» **Document segment**
= = = =

JVC GS-TD1 Review
JVC takes aim at 3D enthusiasts.
Packed with two lenses and two sensors, the Everio GS-TD1 is JVC’s take on a 3D camcorder aimed at consumers. The unit’s bulky design is strange, that’s for sure, but the amount of controls and options in 3D mode are unprecedented for a 3D camcorder. The TD1 is also capable of recording top-notch 2D video, and its 3D lens calibration system is entirely automated, which makes it fairly simple to switch between the two modes.
JVC recently announced a price cut for the TD1, which is now listed as $1699 on the web (it was $1999 upon initial release). It’s not cheap, but if you’re a 3D video enthusiast the GS-TD1 is one of the few options available. The other is the equally-expensive Sony HDR-TD10, a camcorder with slightly better 3D performance, but not quite as many controls in 3D mode.
Design & Usability
The twin lens design of the TD1 makes the camcorder a bit top-heavy and unbalanced.
Unlike the Panasonic HDC-SDT750, the first 3D camcorder to hit the market, the JVC GS-TD1’s 3D lens system is not removable. You’ll probably realize this the moment you hold the TD1 in your hands. Slapped on the front of the camcorder is a thick, dual lens system that both looks funny and makes the camcorder heavy and awkward to balance (the TD1 weighs a hefty 675g). The benefit to this built-in dual lens system is clear—you can capture 3D video at the click of a button, with little-to-no calibration required. The downside is that you are stuck with a bulky, 2-headed camcorder all the time, even when you’re recording 2D video.
All you have to do to record 3D video with the GS-TD1 is turn on the camcorder, press the 3D button on the back, and you’re all set. The camcorder sets everything else automatically, which is a great advantage for anyone who is afraid of performing manual lens calibration. The fact that you can use zoom and other manual controls in 3D mode also makes the TD1 more versatile, as it gives the videographer more flexibility in 3D mode.

= = = =

Listings of boxed layout items
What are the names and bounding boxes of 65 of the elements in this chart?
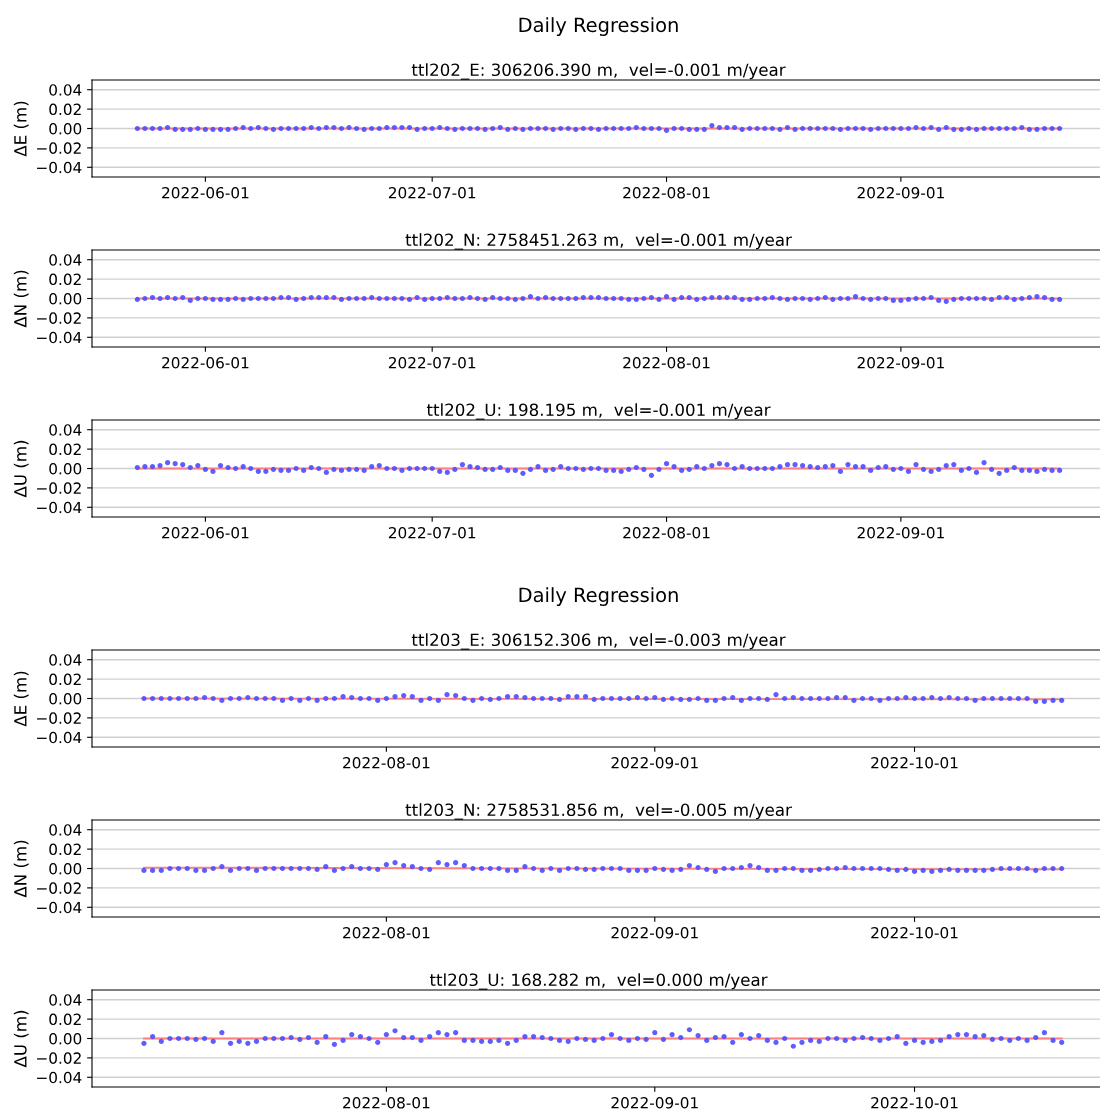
y-tick-label: −0.04: [37, 501, 82, 514]
x-tick-label: 2022-09-01: [857, 356, 944, 369]
chart-subtitle: ttl203_N: 2758531.856 m, vel=-0.005 m/year: [405, 803, 792, 820]
y-tick-label: 0.04: [49, 654, 82, 666]
y-tick-label: 0.04: [49, 994, 82, 1006]
x-tick-label: 2022-09-01: [611, 756, 698, 769]
y-tick-label: 0.02: [49, 443, 81, 456]
x-tick-label: 2022-06-01: [162, 356, 249, 369]
y-tick-label: −0.04: [37, 901, 82, 914]
x-tick-label: 2022-07-01: [388, 526, 476, 539]
y-tick-label: −0.02: [37, 712, 81, 724]
chart-subtitle: ttl202_U: 198.195 m, vel=-0.001 m/year: [426, 403, 771, 420]
y-axis-title: ΔN (m): [13, 270, 29, 328]
y-tick-label: 0.04: [49, 84, 82, 96]
x-tick-label: 2022-08-01: [343, 756, 430, 769]
x-tick-label: 2022-07-01: [388, 186, 476, 199]
x-tick-label: 2022-10-01: [871, 756, 958, 769]
y-axis-title: ΔN (m): [13, 840, 29, 898]
x-tick-label: 2022-08-01: [623, 186, 710, 199]
chart-subtitle: ttl203_U: 168.282 m, vel=0.000 m/year: [429, 973, 768, 990]
chart-subtitle: ttl202_N: 2758451.263 m, vel=-0.001 m/year: [405, 233, 792, 250]
x-tick-label: 2022-08-01: [343, 926, 430, 939]
y-tick-label: 0.02: [49, 103, 81, 116]
y-tick-label: 0.00: [49, 1032, 82, 1045]
chart-title: Daily Regression: [519, 17, 678, 36]
y-tick-label: 0.04: [49, 824, 82, 836]
y-tick-label: 0.00: [49, 862, 82, 875]
y-axis-title: ΔE (m): [13, 671, 29, 727]
y-tick-label: 0.04: [49, 424, 82, 436]
y-tick-label: 0.04: [49, 254, 82, 266]
y-tick-label: 0.00: [49, 462, 82, 475]
x-tick-label: 2022-08-01: [343, 1096, 430, 1109]
x-tick-label: 2022-06-01: [162, 526, 249, 539]
y-tick-label: 0.02: [49, 673, 81, 686]
x-tick-label: 2022-07-01: [388, 356, 476, 369]
y-tick-label: 0.00: [49, 122, 82, 135]
y-tick-label: −0.02: [37, 1052, 81, 1064]
x-tick-label: 2022-09-01: [611, 926, 698, 939]
y-tick-label: −0.04: [37, 161, 82, 174]
x-tick-label: 2022-10-01: [871, 926, 958, 939]
chart-subtitle: ttl202_E: 306206.390 m, vel=-0.001 m/year: [411, 63, 786, 80]
y-tick-label: −0.04: [37, 1071, 82, 1084]
chart-title: Daily Regression: [519, 587, 678, 606]
y-tick-label: −0.02: [37, 882, 81, 894]
x-tick-label: 2022-09-01: [857, 186, 944, 199]
chart-subtitle: ttl203_E: 306152.306 m, vel=-0.003 m/year: [411, 633, 786, 650]
y-tick-label: −0.02: [37, 312, 81, 324]
y-axis-title: ΔU (m): [13, 1010, 29, 1068]
y-tick-label: 0.02: [49, 843, 81, 856]
x-tick-label: 2022-09-01: [611, 1096, 698, 1109]
y-tick-label: 0.00: [49, 692, 82, 705]
y-tick-label: −0.02: [37, 482, 81, 494]
x-tick-label: 2022-10-01: [871, 1096, 958, 1109]
y-tick-label: 0.00: [49, 292, 82, 305]
x-tick-label: 2022-06-01: [162, 186, 249, 199]
y-tick-label: −0.02: [37, 142, 81, 154]
x-tick-label: 2022-08-01: [623, 356, 710, 369]
y-axis-title: ΔU (m): [13, 440, 29, 498]
x-tick-label: 2022-09-01: [857, 526, 944, 539]
y-tick-label: 0.02: [49, 273, 81, 286]
y-tick-label: 0.02: [49, 1013, 81, 1026]
y-axis-title: ΔE (m): [13, 101, 29, 157]
y-tick-label: −0.04: [37, 731, 82, 744]
y-tick-label: −0.04: [37, 331, 82, 344]
x-tick-label: 2022-08-01: [623, 526, 710, 539]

= = = =

» **Written problem 1**
In the camcorder review, how much does the TD1 weigh?
» **Written problem 2**
Collect every line of the rows that contains the string "Daily". Case counts.

» **Exercise response 1**
675g

» **Exercise response 2**
chart-title: Daily Regression: [519, 17, 678, 36]
chart-title: Daily Regression: [519, 587, 678, 606]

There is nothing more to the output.